====== EXERCISE DATA

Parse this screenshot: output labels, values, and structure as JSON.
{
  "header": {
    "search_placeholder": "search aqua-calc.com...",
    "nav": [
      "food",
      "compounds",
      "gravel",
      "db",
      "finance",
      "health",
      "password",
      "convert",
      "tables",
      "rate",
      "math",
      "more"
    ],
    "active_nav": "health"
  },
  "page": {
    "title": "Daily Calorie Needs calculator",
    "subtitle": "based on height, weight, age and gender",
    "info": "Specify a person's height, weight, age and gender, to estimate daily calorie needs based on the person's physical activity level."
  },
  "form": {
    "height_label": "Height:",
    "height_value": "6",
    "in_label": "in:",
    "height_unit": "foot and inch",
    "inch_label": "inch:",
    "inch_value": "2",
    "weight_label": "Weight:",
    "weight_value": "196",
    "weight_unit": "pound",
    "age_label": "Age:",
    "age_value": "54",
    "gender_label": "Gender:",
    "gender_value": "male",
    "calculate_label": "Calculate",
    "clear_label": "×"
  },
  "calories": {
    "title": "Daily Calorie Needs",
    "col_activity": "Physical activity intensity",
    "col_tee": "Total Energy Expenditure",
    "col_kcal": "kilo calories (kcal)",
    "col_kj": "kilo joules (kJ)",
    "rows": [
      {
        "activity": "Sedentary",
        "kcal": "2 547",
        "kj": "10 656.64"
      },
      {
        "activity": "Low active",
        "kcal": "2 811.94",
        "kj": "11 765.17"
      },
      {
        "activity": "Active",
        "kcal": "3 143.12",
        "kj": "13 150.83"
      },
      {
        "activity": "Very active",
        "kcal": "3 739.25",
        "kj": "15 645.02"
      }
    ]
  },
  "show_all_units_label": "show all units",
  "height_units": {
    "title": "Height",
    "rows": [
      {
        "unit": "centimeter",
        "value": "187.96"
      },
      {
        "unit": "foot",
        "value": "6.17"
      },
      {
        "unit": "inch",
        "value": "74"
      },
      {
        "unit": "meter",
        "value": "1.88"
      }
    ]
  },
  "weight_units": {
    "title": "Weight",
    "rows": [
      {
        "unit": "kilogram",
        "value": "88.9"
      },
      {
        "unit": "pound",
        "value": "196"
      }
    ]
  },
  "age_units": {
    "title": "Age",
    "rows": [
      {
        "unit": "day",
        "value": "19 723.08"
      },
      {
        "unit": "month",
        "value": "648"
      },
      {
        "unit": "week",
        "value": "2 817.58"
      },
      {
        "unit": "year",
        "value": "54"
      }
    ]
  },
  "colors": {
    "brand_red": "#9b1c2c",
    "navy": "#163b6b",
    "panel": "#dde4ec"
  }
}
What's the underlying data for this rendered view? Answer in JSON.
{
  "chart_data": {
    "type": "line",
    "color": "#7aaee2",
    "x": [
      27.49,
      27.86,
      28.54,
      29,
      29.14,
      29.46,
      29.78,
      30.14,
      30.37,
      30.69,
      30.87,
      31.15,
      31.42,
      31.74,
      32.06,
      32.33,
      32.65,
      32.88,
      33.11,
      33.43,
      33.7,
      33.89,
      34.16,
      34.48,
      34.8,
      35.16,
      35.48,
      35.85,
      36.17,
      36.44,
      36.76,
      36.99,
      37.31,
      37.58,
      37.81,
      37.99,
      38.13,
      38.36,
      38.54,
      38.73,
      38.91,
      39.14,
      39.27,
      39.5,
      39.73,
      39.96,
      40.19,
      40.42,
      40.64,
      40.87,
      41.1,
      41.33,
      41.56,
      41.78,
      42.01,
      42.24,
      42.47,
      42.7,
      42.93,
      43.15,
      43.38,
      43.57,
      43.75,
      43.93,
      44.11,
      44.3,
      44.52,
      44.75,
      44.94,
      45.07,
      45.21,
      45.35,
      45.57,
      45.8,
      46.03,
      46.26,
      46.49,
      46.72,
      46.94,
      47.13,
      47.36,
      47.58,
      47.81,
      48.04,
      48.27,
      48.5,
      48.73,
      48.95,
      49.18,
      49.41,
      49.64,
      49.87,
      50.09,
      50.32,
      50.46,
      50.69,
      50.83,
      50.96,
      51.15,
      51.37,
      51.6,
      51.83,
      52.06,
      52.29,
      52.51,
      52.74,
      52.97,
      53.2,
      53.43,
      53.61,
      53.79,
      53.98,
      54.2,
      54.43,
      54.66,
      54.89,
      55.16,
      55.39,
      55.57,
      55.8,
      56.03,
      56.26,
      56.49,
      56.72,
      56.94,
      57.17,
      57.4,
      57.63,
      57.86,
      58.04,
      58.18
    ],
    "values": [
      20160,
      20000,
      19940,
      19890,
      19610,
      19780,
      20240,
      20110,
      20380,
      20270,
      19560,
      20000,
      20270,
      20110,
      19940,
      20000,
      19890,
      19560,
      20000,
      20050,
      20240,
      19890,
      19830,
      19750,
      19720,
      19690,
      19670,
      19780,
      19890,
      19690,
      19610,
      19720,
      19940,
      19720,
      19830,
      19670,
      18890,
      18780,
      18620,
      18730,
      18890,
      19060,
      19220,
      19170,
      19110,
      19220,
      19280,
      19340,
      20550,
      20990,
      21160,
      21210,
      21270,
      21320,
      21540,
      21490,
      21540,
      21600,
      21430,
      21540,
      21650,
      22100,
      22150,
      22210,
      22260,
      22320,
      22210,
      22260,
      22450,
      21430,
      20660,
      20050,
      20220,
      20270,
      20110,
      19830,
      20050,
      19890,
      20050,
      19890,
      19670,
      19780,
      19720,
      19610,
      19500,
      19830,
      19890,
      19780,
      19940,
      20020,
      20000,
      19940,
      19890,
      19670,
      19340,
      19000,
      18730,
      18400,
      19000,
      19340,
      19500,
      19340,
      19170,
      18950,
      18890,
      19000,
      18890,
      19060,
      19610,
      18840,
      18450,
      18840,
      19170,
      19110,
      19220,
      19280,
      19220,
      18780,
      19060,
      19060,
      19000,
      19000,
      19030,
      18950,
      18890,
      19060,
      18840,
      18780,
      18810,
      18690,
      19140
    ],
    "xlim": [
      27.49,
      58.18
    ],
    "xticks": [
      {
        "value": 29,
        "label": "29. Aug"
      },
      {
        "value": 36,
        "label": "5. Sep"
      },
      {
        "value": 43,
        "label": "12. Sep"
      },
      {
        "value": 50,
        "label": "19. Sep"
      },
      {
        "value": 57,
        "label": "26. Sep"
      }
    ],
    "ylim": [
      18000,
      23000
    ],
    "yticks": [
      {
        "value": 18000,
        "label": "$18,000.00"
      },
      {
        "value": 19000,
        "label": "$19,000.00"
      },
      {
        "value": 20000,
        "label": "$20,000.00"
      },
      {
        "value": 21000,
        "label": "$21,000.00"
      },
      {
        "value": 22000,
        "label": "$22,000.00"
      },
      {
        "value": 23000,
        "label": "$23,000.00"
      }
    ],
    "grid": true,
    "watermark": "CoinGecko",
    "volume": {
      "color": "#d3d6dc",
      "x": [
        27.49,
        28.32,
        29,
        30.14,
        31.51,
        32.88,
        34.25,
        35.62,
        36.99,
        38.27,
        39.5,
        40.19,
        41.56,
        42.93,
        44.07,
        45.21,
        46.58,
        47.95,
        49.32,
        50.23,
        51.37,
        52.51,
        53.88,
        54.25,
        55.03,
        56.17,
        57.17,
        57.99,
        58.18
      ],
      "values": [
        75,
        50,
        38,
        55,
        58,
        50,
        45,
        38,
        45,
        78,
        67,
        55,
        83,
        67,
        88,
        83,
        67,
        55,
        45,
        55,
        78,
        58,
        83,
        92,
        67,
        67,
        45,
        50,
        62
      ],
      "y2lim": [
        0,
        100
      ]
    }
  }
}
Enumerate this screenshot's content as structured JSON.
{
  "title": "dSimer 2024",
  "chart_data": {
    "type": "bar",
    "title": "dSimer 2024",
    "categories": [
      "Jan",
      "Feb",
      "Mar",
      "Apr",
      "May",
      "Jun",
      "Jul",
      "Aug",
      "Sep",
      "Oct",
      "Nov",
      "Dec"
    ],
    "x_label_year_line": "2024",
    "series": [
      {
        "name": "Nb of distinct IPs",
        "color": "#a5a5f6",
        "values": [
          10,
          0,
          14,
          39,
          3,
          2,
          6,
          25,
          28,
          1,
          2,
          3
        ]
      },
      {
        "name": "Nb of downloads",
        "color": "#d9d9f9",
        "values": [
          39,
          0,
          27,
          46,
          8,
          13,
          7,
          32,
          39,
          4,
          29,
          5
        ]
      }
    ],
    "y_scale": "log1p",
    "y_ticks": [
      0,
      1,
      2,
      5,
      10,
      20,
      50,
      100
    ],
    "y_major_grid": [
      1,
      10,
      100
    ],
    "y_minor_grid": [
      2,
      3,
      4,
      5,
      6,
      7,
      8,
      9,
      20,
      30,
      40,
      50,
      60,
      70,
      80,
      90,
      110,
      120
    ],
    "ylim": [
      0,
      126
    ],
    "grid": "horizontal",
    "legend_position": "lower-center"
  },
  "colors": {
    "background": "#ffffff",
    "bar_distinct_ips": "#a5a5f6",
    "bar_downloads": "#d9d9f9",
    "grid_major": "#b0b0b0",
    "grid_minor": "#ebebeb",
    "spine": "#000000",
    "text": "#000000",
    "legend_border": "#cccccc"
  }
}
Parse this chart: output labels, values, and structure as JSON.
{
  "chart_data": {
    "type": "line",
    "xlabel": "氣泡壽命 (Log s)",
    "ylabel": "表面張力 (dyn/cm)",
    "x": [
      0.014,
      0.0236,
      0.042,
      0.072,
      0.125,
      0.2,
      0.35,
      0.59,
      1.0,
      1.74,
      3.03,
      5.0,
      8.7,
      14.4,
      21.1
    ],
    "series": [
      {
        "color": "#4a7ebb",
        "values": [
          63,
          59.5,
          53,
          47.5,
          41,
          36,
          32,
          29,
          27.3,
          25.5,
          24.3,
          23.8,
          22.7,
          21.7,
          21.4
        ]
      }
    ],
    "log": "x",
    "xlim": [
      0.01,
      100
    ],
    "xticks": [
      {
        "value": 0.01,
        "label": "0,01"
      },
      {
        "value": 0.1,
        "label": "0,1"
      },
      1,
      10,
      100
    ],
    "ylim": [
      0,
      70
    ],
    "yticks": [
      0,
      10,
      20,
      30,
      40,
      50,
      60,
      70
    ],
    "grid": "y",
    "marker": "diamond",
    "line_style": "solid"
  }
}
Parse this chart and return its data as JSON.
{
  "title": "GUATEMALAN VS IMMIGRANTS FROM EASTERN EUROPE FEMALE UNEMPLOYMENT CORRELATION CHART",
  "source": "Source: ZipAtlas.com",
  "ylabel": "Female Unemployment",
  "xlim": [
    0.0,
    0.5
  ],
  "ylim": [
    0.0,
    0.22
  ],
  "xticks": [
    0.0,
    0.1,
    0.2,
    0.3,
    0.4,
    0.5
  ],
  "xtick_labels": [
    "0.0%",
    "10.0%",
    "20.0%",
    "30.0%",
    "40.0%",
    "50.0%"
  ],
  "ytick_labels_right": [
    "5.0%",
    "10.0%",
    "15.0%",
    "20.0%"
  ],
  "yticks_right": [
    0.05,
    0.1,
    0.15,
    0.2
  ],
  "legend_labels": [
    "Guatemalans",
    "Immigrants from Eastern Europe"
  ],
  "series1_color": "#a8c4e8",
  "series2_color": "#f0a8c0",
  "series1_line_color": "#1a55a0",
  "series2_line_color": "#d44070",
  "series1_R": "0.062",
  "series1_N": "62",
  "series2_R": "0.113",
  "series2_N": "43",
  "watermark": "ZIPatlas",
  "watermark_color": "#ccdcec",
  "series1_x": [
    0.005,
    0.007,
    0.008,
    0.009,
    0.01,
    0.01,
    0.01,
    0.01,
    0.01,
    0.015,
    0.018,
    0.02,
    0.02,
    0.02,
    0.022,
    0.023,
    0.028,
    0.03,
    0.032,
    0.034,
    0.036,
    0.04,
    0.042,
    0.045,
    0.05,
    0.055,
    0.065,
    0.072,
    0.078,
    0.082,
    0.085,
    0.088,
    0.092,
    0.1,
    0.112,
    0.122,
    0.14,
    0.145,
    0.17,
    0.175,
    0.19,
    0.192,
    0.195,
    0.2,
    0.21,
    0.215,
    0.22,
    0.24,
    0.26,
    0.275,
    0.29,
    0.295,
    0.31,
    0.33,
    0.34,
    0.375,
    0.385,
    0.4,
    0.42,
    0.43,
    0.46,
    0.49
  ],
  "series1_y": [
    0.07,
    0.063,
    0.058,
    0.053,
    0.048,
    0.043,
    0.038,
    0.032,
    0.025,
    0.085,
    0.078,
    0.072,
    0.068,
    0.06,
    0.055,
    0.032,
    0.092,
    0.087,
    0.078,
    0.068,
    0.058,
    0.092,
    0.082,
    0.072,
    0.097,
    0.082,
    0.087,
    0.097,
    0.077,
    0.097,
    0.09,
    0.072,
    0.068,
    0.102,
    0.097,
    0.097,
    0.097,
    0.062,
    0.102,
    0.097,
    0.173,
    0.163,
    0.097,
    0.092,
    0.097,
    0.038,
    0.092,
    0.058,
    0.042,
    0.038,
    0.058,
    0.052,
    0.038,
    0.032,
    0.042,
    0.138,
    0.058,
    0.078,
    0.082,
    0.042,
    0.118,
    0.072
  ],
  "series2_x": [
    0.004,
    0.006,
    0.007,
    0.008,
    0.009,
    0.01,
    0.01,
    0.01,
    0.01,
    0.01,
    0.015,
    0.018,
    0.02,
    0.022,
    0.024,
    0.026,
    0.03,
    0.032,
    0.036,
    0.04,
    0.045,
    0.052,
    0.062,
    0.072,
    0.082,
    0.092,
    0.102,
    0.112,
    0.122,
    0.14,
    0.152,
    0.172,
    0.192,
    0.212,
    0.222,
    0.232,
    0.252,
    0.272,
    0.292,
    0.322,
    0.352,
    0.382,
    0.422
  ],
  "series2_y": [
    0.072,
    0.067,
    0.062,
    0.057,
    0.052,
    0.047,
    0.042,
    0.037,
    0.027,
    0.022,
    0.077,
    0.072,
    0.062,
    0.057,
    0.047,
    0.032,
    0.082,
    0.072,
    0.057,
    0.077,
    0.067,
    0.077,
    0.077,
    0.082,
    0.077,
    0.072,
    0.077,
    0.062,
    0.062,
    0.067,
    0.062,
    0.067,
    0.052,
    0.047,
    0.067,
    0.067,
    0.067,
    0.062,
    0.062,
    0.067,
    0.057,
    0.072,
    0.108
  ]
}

============

# TASK TO CARRY OUT
Locate the word "Parse" in the entries, and copy every line where it is found.

# SOLUTION BELOW
Parse this screenshot: output labels, values, and structure as JSON.
Parse this chart: output labels, values, and structure as JSON.
Parse this chart and return its data as JSON.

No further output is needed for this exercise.